### Written instruction
Going through the material below, please gather all lines with the word "ratio" in them.
------------------------------------------------------------------------
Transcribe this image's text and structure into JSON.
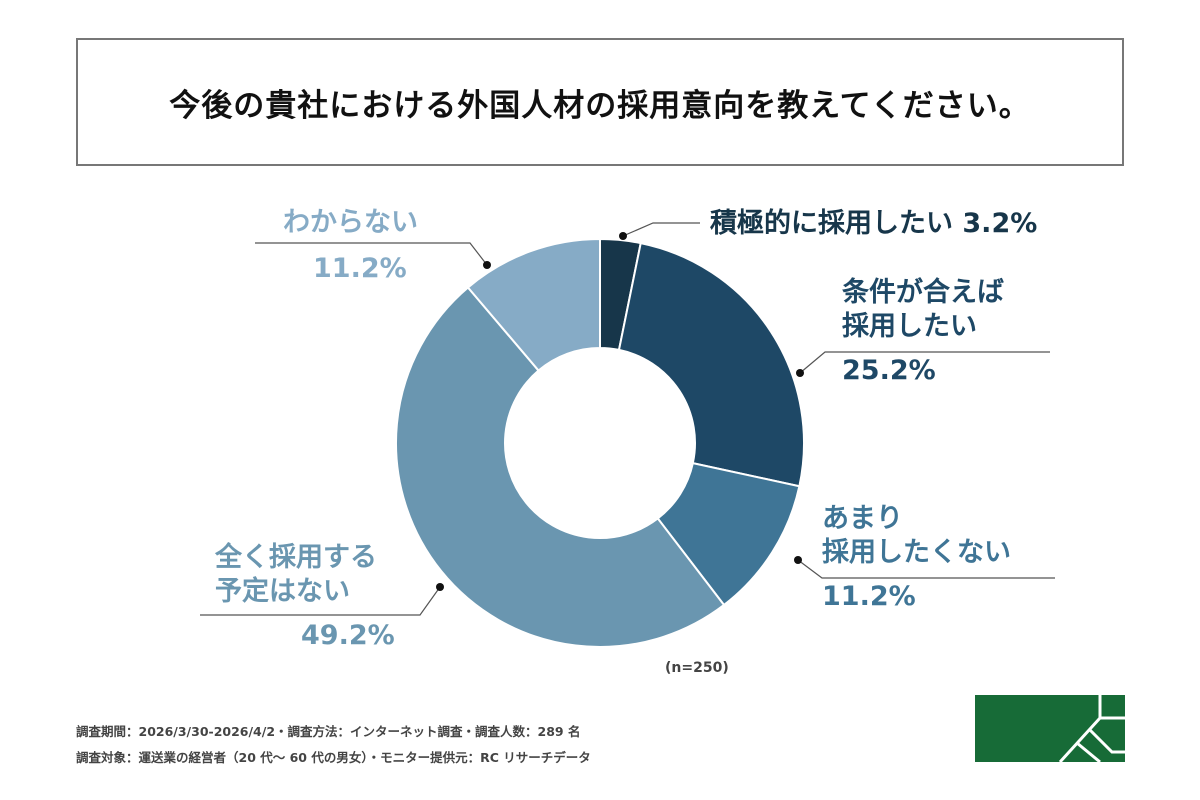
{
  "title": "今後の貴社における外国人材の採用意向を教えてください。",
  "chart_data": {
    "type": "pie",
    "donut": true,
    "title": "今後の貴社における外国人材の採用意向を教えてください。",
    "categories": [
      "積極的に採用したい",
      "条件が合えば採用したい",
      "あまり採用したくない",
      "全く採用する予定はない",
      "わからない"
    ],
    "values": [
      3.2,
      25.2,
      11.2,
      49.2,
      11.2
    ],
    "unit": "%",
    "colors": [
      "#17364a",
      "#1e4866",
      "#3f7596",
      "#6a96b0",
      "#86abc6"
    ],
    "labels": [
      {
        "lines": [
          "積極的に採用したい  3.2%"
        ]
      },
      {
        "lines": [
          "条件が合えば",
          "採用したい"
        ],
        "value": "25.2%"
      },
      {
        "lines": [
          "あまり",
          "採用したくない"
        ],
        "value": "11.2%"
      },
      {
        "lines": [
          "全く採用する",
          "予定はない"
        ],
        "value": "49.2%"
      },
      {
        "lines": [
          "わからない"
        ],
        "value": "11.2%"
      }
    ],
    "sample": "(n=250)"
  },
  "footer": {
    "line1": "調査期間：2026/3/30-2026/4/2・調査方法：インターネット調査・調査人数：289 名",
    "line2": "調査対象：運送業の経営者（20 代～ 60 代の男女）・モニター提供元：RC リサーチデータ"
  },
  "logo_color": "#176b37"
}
------------------------------------------------------------------------
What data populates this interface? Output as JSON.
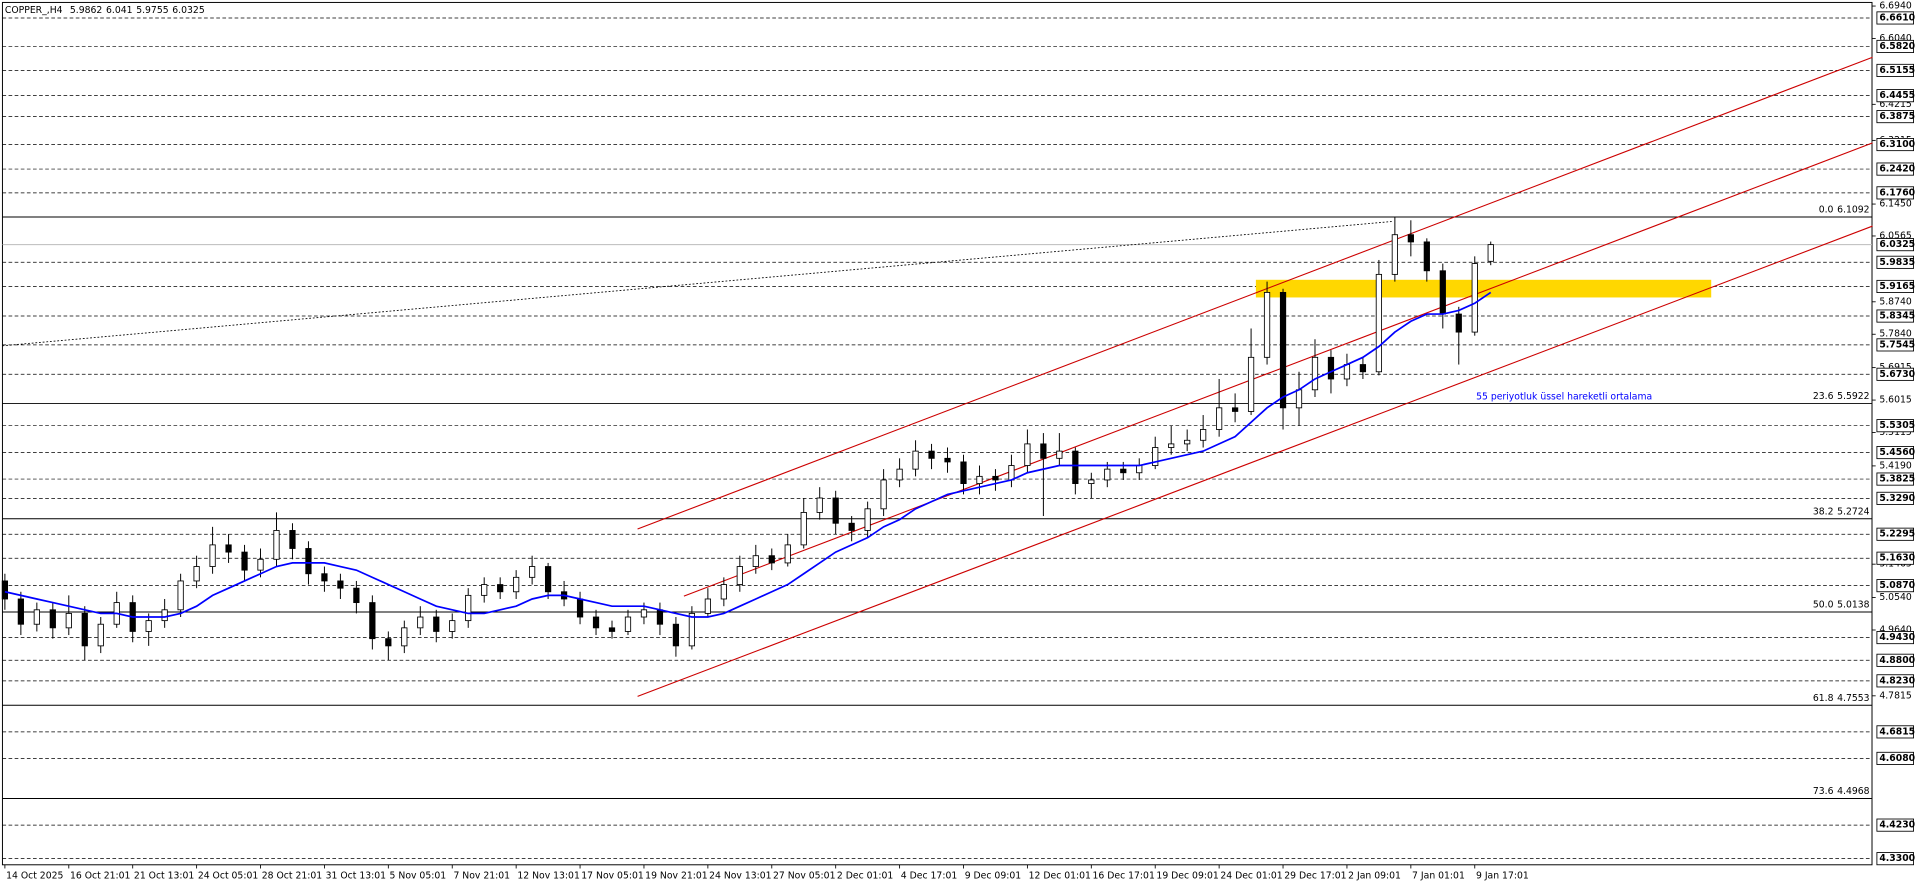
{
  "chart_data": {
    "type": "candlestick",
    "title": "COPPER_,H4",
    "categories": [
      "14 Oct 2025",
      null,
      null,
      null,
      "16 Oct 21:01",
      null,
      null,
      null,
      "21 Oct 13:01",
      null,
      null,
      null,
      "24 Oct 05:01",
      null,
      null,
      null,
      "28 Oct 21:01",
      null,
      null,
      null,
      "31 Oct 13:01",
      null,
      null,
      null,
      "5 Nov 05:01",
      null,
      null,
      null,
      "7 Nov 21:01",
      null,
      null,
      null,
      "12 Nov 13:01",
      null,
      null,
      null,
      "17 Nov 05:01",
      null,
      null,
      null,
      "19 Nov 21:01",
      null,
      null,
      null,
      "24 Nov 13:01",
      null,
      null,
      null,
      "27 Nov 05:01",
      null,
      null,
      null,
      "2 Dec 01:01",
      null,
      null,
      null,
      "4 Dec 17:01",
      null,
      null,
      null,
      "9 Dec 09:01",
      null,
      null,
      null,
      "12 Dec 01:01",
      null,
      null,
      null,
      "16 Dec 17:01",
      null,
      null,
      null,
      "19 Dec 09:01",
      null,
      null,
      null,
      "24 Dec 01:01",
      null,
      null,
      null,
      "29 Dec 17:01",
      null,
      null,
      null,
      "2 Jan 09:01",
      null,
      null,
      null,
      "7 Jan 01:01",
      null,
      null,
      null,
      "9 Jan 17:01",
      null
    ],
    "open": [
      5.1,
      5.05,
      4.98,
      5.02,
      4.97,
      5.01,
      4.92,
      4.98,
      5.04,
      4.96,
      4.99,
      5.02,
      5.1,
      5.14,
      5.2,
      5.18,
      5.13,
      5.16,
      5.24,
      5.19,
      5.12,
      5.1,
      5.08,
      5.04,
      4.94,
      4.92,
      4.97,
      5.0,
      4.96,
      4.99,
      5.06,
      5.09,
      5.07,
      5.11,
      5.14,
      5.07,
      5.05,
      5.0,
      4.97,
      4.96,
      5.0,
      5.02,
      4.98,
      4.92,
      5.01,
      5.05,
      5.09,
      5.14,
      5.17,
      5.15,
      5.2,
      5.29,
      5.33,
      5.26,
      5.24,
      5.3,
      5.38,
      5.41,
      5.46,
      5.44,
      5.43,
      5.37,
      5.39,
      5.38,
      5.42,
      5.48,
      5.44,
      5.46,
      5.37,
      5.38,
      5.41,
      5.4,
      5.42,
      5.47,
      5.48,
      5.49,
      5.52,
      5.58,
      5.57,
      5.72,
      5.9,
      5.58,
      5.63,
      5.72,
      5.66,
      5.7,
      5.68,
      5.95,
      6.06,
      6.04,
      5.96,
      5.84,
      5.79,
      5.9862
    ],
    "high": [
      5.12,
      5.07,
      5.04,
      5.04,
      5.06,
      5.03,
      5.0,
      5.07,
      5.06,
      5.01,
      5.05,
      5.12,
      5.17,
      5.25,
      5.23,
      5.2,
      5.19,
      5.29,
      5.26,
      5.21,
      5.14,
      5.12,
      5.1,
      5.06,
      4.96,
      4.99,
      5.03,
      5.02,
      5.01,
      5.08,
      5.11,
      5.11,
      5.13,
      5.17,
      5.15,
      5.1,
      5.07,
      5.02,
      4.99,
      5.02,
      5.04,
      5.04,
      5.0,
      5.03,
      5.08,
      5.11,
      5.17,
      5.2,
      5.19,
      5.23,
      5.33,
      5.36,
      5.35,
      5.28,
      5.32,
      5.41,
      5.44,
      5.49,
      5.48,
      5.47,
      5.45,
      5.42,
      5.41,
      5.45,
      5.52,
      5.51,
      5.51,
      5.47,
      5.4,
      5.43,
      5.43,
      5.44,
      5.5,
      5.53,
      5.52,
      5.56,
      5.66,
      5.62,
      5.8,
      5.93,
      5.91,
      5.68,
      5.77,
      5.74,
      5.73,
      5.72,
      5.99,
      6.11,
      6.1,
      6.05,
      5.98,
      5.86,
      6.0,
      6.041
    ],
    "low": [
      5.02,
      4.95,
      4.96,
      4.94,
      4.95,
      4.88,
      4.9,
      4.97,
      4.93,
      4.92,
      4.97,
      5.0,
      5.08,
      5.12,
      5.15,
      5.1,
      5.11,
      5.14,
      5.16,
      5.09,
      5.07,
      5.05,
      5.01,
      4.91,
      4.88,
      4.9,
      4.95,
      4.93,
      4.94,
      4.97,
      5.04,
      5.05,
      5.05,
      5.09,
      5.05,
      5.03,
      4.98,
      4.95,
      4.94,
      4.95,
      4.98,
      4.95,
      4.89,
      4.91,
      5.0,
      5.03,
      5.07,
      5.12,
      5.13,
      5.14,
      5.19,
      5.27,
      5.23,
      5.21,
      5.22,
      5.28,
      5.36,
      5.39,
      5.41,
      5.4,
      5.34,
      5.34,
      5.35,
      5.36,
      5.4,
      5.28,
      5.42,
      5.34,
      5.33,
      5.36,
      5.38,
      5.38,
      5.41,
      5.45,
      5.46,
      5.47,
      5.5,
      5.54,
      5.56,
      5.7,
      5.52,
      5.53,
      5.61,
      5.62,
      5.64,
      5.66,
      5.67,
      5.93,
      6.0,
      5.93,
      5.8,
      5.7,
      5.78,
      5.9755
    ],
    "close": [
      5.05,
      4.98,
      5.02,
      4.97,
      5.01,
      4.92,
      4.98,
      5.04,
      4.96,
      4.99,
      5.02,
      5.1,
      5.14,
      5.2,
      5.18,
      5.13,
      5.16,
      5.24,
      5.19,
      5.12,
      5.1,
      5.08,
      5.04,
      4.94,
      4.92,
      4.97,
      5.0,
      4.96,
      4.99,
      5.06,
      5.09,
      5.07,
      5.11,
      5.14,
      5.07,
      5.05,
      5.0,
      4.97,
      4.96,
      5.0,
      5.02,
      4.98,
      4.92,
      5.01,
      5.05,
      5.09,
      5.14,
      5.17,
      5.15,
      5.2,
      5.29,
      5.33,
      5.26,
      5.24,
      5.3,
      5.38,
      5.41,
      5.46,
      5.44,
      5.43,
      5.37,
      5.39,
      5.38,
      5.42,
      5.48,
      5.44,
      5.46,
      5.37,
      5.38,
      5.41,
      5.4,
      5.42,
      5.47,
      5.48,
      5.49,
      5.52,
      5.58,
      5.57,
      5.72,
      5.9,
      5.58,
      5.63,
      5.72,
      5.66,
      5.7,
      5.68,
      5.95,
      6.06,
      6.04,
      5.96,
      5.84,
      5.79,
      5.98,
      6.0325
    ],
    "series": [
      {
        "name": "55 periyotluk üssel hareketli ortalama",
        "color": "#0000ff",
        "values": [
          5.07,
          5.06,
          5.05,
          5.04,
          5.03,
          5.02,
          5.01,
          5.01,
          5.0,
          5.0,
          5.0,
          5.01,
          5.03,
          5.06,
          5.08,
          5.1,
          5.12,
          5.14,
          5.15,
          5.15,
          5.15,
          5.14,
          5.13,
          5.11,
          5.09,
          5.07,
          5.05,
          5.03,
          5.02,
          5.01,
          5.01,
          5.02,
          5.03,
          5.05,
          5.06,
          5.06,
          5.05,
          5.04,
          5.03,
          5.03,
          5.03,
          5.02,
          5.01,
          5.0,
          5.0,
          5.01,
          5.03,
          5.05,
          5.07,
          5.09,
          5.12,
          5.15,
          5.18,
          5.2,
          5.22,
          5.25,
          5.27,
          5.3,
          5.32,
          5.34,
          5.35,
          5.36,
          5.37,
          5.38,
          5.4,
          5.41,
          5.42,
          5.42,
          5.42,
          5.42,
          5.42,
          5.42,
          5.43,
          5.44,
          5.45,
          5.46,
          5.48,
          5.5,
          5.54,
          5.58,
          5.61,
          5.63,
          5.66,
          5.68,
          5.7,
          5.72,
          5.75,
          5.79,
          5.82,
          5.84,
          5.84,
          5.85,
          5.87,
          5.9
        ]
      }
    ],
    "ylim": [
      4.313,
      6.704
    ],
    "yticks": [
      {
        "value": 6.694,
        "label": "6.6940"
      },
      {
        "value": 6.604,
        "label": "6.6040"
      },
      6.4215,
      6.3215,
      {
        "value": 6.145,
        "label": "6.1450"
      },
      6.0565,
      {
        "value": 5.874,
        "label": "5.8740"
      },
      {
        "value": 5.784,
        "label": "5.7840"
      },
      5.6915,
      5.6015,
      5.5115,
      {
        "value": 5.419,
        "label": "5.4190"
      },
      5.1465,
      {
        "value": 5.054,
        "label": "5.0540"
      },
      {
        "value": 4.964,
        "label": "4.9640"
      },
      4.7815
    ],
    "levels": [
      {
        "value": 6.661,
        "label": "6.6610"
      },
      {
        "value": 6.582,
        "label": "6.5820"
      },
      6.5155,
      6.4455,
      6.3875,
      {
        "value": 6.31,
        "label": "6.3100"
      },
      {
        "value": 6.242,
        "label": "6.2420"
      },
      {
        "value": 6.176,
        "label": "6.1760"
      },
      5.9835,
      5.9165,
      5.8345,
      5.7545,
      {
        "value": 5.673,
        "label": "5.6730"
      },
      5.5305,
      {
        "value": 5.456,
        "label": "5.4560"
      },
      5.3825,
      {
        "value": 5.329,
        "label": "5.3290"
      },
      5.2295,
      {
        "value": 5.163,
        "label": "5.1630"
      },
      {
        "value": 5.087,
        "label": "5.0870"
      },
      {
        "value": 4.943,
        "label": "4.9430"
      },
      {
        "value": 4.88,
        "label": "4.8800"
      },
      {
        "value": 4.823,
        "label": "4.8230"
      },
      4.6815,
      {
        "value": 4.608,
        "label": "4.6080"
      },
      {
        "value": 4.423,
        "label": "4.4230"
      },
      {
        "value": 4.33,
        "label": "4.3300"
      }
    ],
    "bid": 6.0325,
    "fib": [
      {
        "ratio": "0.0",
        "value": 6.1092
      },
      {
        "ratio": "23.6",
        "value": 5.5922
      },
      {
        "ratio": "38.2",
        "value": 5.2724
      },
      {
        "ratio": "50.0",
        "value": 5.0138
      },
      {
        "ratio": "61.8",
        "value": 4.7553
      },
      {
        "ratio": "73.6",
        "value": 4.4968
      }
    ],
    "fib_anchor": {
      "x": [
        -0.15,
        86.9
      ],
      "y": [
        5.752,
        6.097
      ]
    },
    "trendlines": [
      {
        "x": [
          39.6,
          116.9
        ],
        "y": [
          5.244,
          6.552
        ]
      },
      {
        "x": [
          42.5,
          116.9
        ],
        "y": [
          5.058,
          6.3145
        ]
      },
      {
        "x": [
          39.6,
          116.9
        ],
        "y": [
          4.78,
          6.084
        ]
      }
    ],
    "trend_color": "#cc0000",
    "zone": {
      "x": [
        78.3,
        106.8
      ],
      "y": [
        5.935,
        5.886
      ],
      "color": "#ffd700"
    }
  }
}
------------------------------------------------------------------------
### Result of this task
        "ratio": "0.0",
        "ratio": "23.6",
        "ratio": "38.2",
        "ratio": "50.0",
        "ratio": "61.8",
        "ratio": "73.6",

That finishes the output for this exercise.